Copy every line of the entries that includes the word "服务关系".
⁂
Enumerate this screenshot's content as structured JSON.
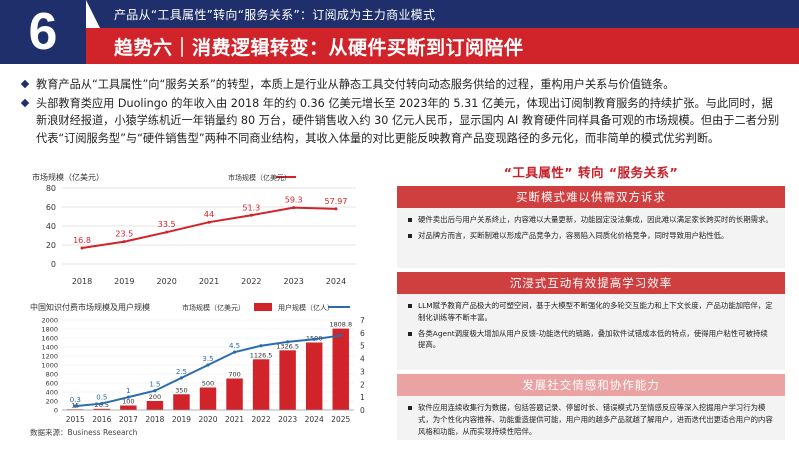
{
  "header": {
    "number": "6",
    "subtitle": "产品从“工具属性”转向“服务关系”：订阅成为主力商业模式",
    "title": "趋势六｜消费逻辑转变：从硬件买断到订阅陪伴"
  },
  "bullets": [
    "教育产品从“工具属性”向“服务关系”的转型，本质上是行业从静态工具交付转向动态服务供给的过程，重构用户关系与价值链条。",
    "头部教育类应用 Duolingo 的年收入由 2018 年的约 0.36 亿美元增长至 2023年的 5.31 亿美元，体现出订阅制教育服务的持续扩张。与此同时，据新浪财经报道，小猿学练机近一年销量约 80 万台，硬件销售收入约 30 亿元人民币，显示国内 AI 教育硬件同样具备可观的市场规模。但由于二者分别代表“订阅服务型”与“硬件销售型”两种不同商业结构，其收入体量的对比更能反映教育产品变现路径的多元化，而非简单的模式优劣判断。"
  ],
  "chart_data": [
    {
      "type": "line",
      "title": "",
      "ylabel": "市场规模（亿美元）",
      "legend": "市场规模（亿美元）",
      "legend_position": "top-right",
      "categories": [
        "2018",
        "2019",
        "2020",
        "2021",
        "2022",
        "2023",
        "2024"
      ],
      "values": [
        16.8,
        23.5,
        33.5,
        44,
        51.3,
        59.3,
        57.97
      ],
      "labels": [
        "16.8",
        "23.5",
        "33.5",
        "44",
        "51.3",
        "59.3",
        "57.97"
      ],
      "ylim": [
        0,
        80
      ],
      "yticks": [
        "0",
        "20",
        "40",
        "60",
        "80"
      ],
      "grid": true,
      "color": "#d0232a"
    },
    {
      "type": "bar",
      "title": "中国知识付费市场规模及用户规模",
      "categories": [
        "2015",
        "2016",
        "2017",
        "2018",
        "2019",
        "2020",
        "2021",
        "2022",
        "2023",
        "2024",
        "2025"
      ],
      "series": [
        {
          "name": "市场规模（亿美元）",
          "type": "bar",
          "values": [
            15,
            26.5,
            100,
            200,
            350,
            500,
            700,
            1126.5,
            1326.5,
            1500,
            1808.8
          ],
          "labels": [
            "15",
            "26.5",
            "100",
            "200",
            "350",
            "500",
            "700",
            "1126.5",
            "1326.5",
            "1500",
            "1808.8"
          ],
          "color": "#d0232a"
        },
        {
          "name": "用户规模（亿人）",
          "type": "line",
          "values": [
            0.3,
            0.5,
            1,
            1.5,
            2.5,
            3.5,
            4.5,
            5,
            5.3,
            5.5,
            5.8
          ],
          "labels": [
            "0.3",
            "0.5",
            "1",
            "1.5",
            "2.5",
            "3.5",
            "4.5",
            "",
            "",
            "",
            ""
          ],
          "color": "#2b6cb0"
        }
      ],
      "ylim_left": [
        0,
        2000
      ],
      "yticks_left": [
        "0",
        "200",
        "400",
        "600",
        "800",
        "1000",
        "1200",
        "1400",
        "1600",
        "1800",
        "2000"
      ],
      "ylim_right": [
        0,
        7
      ],
      "yticks_right": [
        "0",
        "1",
        "2",
        "3",
        "4",
        "5",
        "6",
        "7"
      ],
      "legend_position": "top"
    }
  ],
  "source": "数据来源：Business Research",
  "right": {
    "title": "“工具属性” 转向 “服务关系”",
    "sections": [
      {
        "heading": "买断模式难以供需双方诉求",
        "items": [
          "硬件卖出后与用户关系终止，内容难以大量更新，功能固定没法集成，因此难以满足家长跨买时的长期需求。",
          "对品牌方而言，买断制难以形成产品竞争力，容易陷入同质化价格竞争，同时导致用户粘性低。"
        ]
      },
      {
        "heading": "沉浸式互动有效提高学习效率",
        "items": [
          "LLM赋予教育产品极大的可塑空间，基于大模型不断强化的多轮交互能力和上下文长度，产品功能加陪伴，定制化训练等不断丰富。",
          "各类Agent调度极大增加从用户反馈-功能迭代的链路，叠加软件试错成本低的特点，使得用户粘性可被持续提高。"
        ]
      },
      {
        "heading": "发展社交情感和协作能力",
        "items": [
          "软件应用连续收集行为数据，包括答题记录、停留时长、错误模式乃至情感反应等深入挖掘用户学习行为模式，为个性化内容推荐、功能重造提供可能，用户用的越多产品就越了解用户，进而迭代出更适合用户的内容风格和功能，从而实现持续性陪伴。"
        ]
      }
    ]
  }
}
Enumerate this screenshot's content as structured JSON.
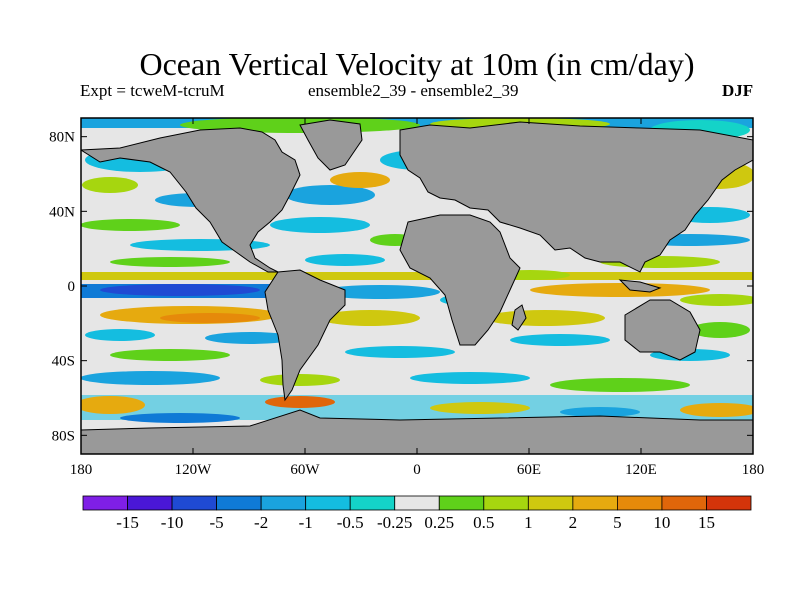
{
  "title": "Ocean Vertical Velocity at 10m (in cm/day)",
  "experiment": "Expt = tcweM-tcruM",
  "ensemble": "ensemble2_39 - ensemble2_39",
  "season": "DJF",
  "map": {
    "projection": "equirectangular",
    "lon_range": [
      -180,
      180
    ],
    "lat_range": [
      -90,
      90
    ],
    "land_color": "#999999",
    "coastline_color": "#000000",
    "y_ticks": [
      {
        "lat": 80,
        "label": "80N"
      },
      {
        "lat": 40,
        "label": "40N"
      },
      {
        "lat": 0,
        "label": "0"
      },
      {
        "lat": -40,
        "label": "40S"
      },
      {
        "lat": -80,
        "label": "80S"
      }
    ],
    "x_ticks": [
      {
        "lon": -180,
        "label": "180"
      },
      {
        "lon": -120,
        "label": "120W"
      },
      {
        "lon": -60,
        "label": "60W"
      },
      {
        "lon": 0,
        "label": "0"
      },
      {
        "lon": 60,
        "label": "60E"
      },
      {
        "lon": 120,
        "label": "120E"
      },
      {
        "lon": 180,
        "label": "180"
      }
    ]
  },
  "colorbar": {
    "colors": [
      "#7f1fe6",
      "#4a17d6",
      "#1f4ad3",
      "#0f7ad6",
      "#1aa3de",
      "#14bde0",
      "#14d3c8",
      "#e6e6e6",
      "#5fd11a",
      "#a6d60f",
      "#cfc80f",
      "#e6aa0f",
      "#e68a0a",
      "#e0660a",
      "#d4340a"
    ],
    "labels": [
      "-15",
      "-10",
      "-5",
      "-2",
      "-1",
      "-0.5",
      "-0.25",
      "0.25",
      "0.5",
      "1",
      "2",
      "5",
      "10",
      "15"
    ]
  }
}
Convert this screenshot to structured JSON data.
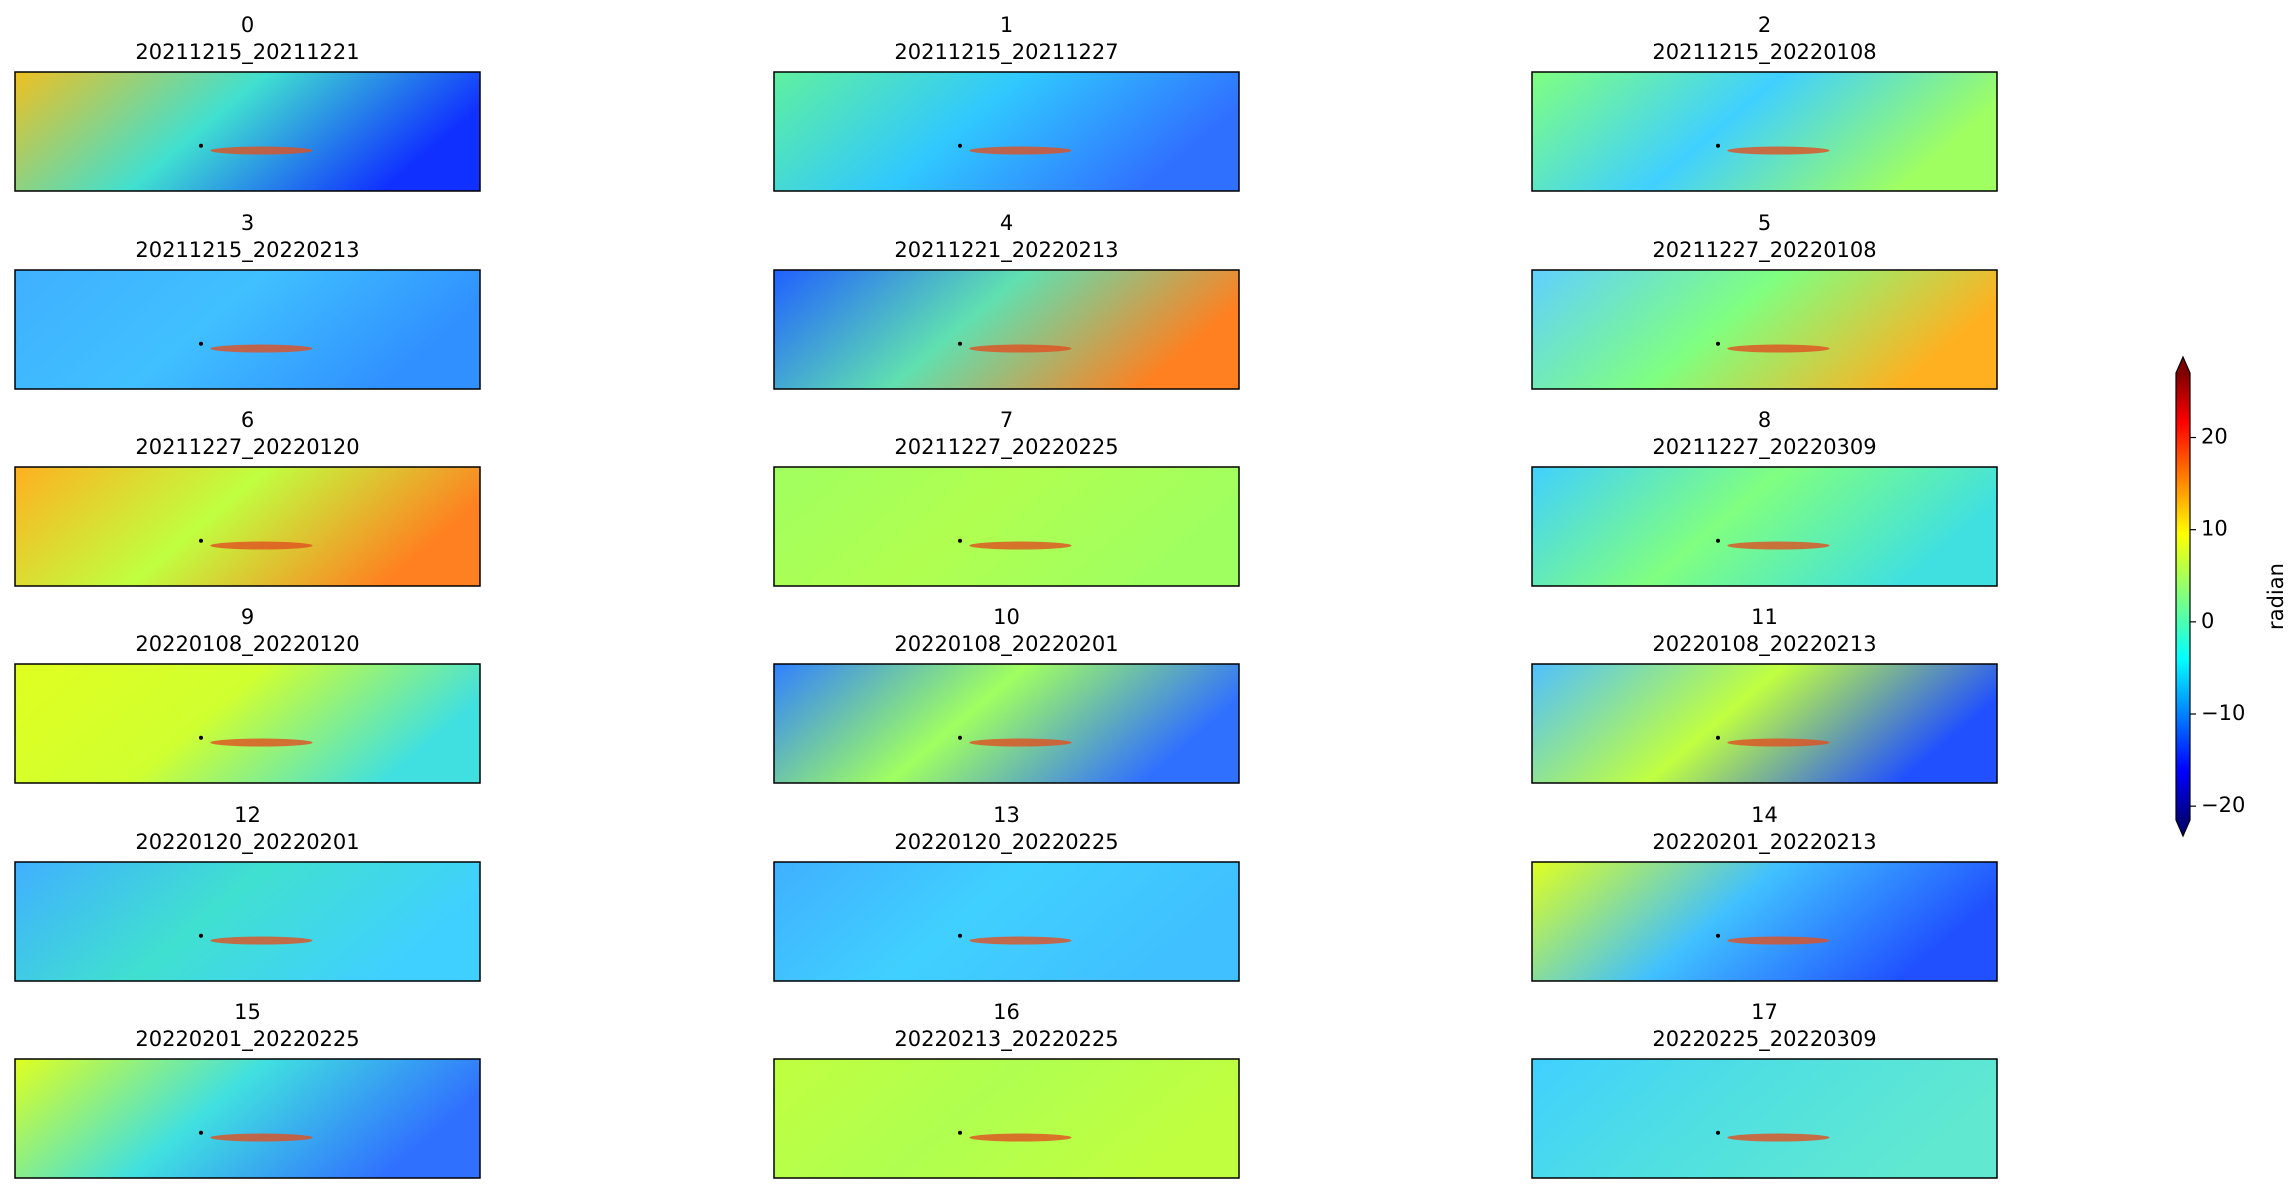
{
  "chart_data": {
    "type": "image-grid",
    "panels": [
      {
        "index": "0",
        "dates": "20211215_20211221"
      },
      {
        "index": "1",
        "dates": "20211215_20211227"
      },
      {
        "index": "2",
        "dates": "20211215_20220108"
      },
      {
        "index": "3",
        "dates": "20211215_20220213"
      },
      {
        "index": "4",
        "dates": "20211221_20220213"
      },
      {
        "index": "5",
        "dates": "20211227_20220108"
      },
      {
        "index": "6",
        "dates": "20211227_20220120"
      },
      {
        "index": "7",
        "dates": "20211227_20220225"
      },
      {
        "index": "8",
        "dates": "20211227_20220309"
      },
      {
        "index": "9",
        "dates": "20220108_20220120"
      },
      {
        "index": "10",
        "dates": "20220108_20220201"
      },
      {
        "index": "11",
        "dates": "20220108_20220213"
      },
      {
        "index": "12",
        "dates": "20220120_20220201"
      },
      {
        "index": "13",
        "dates": "20220120_20220225"
      },
      {
        "index": "14",
        "dates": "20220201_20220213"
      },
      {
        "index": "15",
        "dates": "20220201_20220225"
      },
      {
        "index": "16",
        "dates": "20220213_20220225"
      },
      {
        "index": "17",
        "dates": "20220225_20220309"
      }
    ],
    "colorbar": {
      "label": "radian",
      "colormap": "jet",
      "ylim": [
        -21.5,
        27
      ],
      "yticks": [
        {
          "value": -20,
          "label": "−20"
        },
        {
          "value": -10,
          "label": "−10"
        },
        0,
        10,
        20
      ]
    }
  }
}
⁂
FINISHED TASK
    "subtitle": "产品从“工具属性”转向“服务关系”：订阅成为主力商业模式",
    "教育产品从“工具属性”向“服务关系”的转型，本质上是行业从静态工具交付转向动态服务供给的过程，重构用户关系与价值链条。",
    "title": "“工具属性” 转向 “服务关系”",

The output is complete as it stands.